DOCUMENT EXTRACT ▸
Governor Gore Browne was under pressure as matters went from bad to worse in Taranaki. In July he invited 200 chiefs (Kingi and the new Maori King, Tawhiao, were not among them) to Kohimarama near Auckland for what was primarily intended as a discussion on the Treaty of Waitangi. Gore Browne also sought to gauge tribal opinion on Taranaki in a bid to isolate Kingi and his allies. Many of those present criticised him for waging war, especially on the flimsy grounds that Kingi had no customary rights to Waitara. The Crown was rebuked for its ‘indifferent regard for the Treaty of Waitangi’.
Some of the pressure was eased during spring. Pratt, with 1400 men now at his disposal, set about destroying pa north and south of New Plymouth. These were generally empty but action did help create an illusion of progress. The reality of part-time warriors versus a professional army became apparent as Te Atiawa warriors returned home to plant crops for the following season.
In early November 150 Ngati Haua reinforcements led by Wetini Taiporutu arrived in Taranaki. These warriors wanted to ‘kill soldiers themselves.’ Wetini and his men arrived at the old pa site of Mahoetahi, a ‘small volcanic hump’ between New Plymouth and Waitara, on 5 November. The next morning they were caught unawares by Pratt and a force of 1000 who by pure coincidence were planning to occupy the same site. With their defences incomplete the Ngati Haua garrison was quickly routed. Nearly a third of the Maori force was killed.

WHAT YOU WILL DO ▸
a - Decide whether each statement agrees with the passage on the Taranaki war, answering yes or no and quoting the words that settle it: (i) Kingi was among the chiefs invited to Kohimarama; (ii) Pratt had 1400 men at his disposal during spring; (iii) the Ngati Haua reinforcements numbered 1000.
b - Carry on the passage on the Taranaki war after its final sentence.
The records are not required for this work.

[Items stored in a collection]
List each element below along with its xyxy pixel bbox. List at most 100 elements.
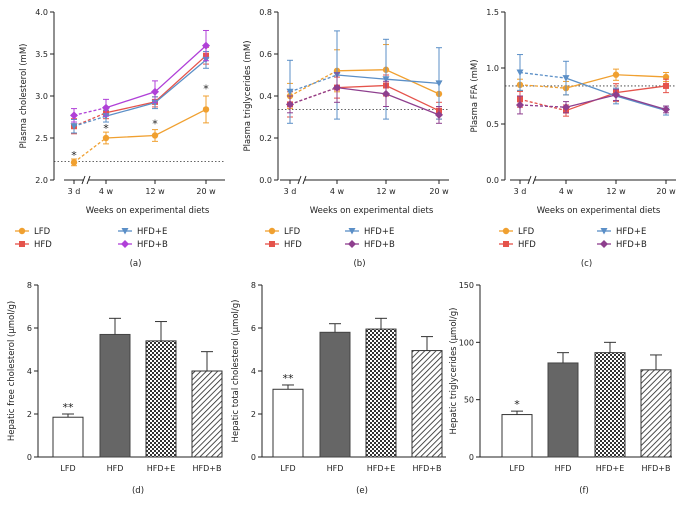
marker-lfd: [202, 106, 210, 113]
x-tick-label: 20 w: [196, 187, 216, 196]
series-hfd-e: [70, 50, 210, 134]
y-axis-label: Plasma triglycerides (mM): [243, 40, 253, 151]
marker-hfd: [503, 241, 509, 247]
y-tick-label: 6: [27, 324, 32, 333]
x-tick-label: HFD+E: [596, 464, 625, 473]
marker-hfd-b: [612, 90, 620, 99]
series-lfd: [286, 44, 443, 110]
series-line-dashed: [73, 115, 107, 127]
series-lfd: [516, 68, 670, 96]
marker-hfd-e: [348, 228, 356, 235]
legend-entry-hfd-b: [345, 240, 359, 248]
marker-hfd-e: [516, 69, 524, 76]
axis-break: [532, 175, 537, 185]
marker-hfd-e: [121, 228, 129, 235]
y-tick-label: 0.2: [259, 134, 272, 143]
panel-label: (d): [132, 486, 144, 496]
legend-label: HFD+E: [137, 227, 167, 237]
y-axis-label: Hepatic total cholesterol (μmol/g): [231, 300, 241, 443]
axis-break: [527, 175, 532, 185]
y-tick-label: 3.0: [35, 92, 48, 101]
y-tick-label: 6: [251, 324, 256, 333]
marker-lfd: [18, 227, 26, 235]
legend-label: HFD: [284, 240, 302, 250]
bar-hfd-b: [640, 369, 672, 458]
axis-break: [86, 175, 91, 185]
series-hfd-b: [516, 88, 670, 115]
series-hfd-b: [70, 29, 210, 123]
series-line-dashed: [289, 74, 338, 93]
marker-hfd-b: [662, 105, 670, 114]
legend-entry-hfd-e: [345, 228, 359, 235]
bar-hfd-b: [411, 350, 443, 458]
series-line: [105, 59, 207, 117]
bar-hfd-b: [191, 370, 223, 458]
x-tick-label: 4 w: [99, 187, 114, 196]
y-tick-label: 0.0: [486, 176, 499, 185]
series-hfd: [71, 46, 209, 135]
y-tick-label: 50: [464, 396, 474, 405]
series-line-dashed: [519, 71, 567, 79]
marker-hfd-b: [333, 83, 341, 92]
y-tick-label: 8: [251, 281, 256, 290]
marker-hfd-e: [600, 228, 608, 235]
y-tick-label: 1.5: [486, 8, 499, 17]
y-tick-label: 2: [251, 410, 256, 419]
legend-label: HFD: [34, 240, 52, 250]
x-tick-label: HFD: [555, 464, 572, 473]
x-tick-label: HFD: [107, 464, 124, 473]
marker-hfd-b: [600, 240, 608, 248]
x-tick-label: 12 w: [606, 187, 626, 196]
x-tick-label: 12 w: [376, 187, 396, 196]
marker-hfd-b: [286, 100, 294, 109]
significance-star: *: [103, 122, 109, 135]
y-tick-label: 0: [27, 453, 32, 462]
marker-hfd-b: [348, 240, 356, 248]
x-tick-label: 4 w: [559, 187, 574, 196]
bar-hfd: [99, 333, 131, 458]
significance-star: **: [283, 372, 295, 385]
series-lfd: [70, 95, 210, 167]
series-line-dashed: [289, 86, 338, 106]
marker-hfd-b: [70, 111, 78, 120]
marker-lfd: [502, 227, 510, 235]
y-tick-label: 2.0: [35, 176, 48, 185]
significance-star: *: [203, 82, 209, 95]
axis-break: [297, 175, 302, 185]
x-axis-label: Weeks on experimental diets: [310, 206, 434, 216]
y-tick-label: 4: [27, 367, 32, 376]
marker-hfd-b: [435, 110, 443, 119]
x-axis-label: Weeks on experimental diets: [86, 206, 210, 216]
y-tick-label: 0: [469, 453, 474, 462]
marker-hfd: [19, 241, 25, 247]
y-tick-label: 100: [459, 338, 474, 347]
panel-label: (b): [353, 259, 365, 269]
bar-hfd: [319, 331, 351, 458]
legend-label: HFD+B: [137, 240, 168, 250]
legend-entry-lfd: [265, 227, 279, 235]
marker-lfd: [151, 132, 159, 139]
y-tick-label: 8: [27, 281, 32, 290]
x-tick-label: HFD+E: [367, 464, 396, 473]
marker-hfd-b: [121, 240, 129, 248]
legend-entry-lfd: [499, 227, 513, 235]
legend-entry-hfd-e: [597, 228, 611, 235]
marker-hfd-b: [102, 103, 110, 112]
legend-entry-hfd: [15, 241, 29, 247]
panel-label: (f): [579, 486, 589, 496]
axis-break: [302, 175, 307, 185]
bar-hfd-e: [365, 328, 397, 458]
y-tick-label: 0.6: [259, 50, 272, 59]
marker-hfd-e: [382, 76, 390, 83]
x-tick-label: 3 d: [284, 187, 297, 196]
marker-hfd-b: [562, 103, 570, 112]
series-line: [105, 45, 207, 109]
marker-hfd-e: [286, 88, 294, 96]
marker-hfd-b: [151, 87, 159, 96]
x-tick-label: LFD: [60, 464, 75, 473]
y-tick-label: 0: [251, 453, 256, 462]
legend-entry-hfd: [499, 241, 513, 247]
y-tick-label: 1.0: [486, 64, 499, 73]
y-axis-label: Hepatic free cholesterol (μmol/g): [7, 301, 17, 441]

OUTPUTS BY TASK ▸
a -
(i) No: "Kingi and the new Maori King, Tawhiao, were not among them"
(ii) Yes: "Pratt, with 1400 men now at his disposal"
(iii) No: "In early November 150 Ngati Haua reinforcements led by Wetini Taiporutu arrived in Taranaki."

b -
Mahoetahi was not the decisive victory Pratt craved. More importantly, this was a Waikato defeat – the Te Atiawa force remained largely intact. One newspaper summed up the significance of Mahoetahi by acknowledging that while there was ‘nothing connected with the engagement of which we can boast … we have, during the course of this war become so accustomed to ignominious defeats that even this small victory is welcome.’
Mahoetahi was of little strategic value. Pratt now decided that instead of sporadic assaults on Maori positions he would seek to bring continuous pressure to bear on the Maori cordon by using the systematic siege warfare tactic of sapping. A sap – a long, covered trench – would be dug along the rising ground west of the Waitara River, allowing men to advance without being exposed to direct fire. A series of redoubts covering the sap would either force the Maori back or tempt them into a risky attack.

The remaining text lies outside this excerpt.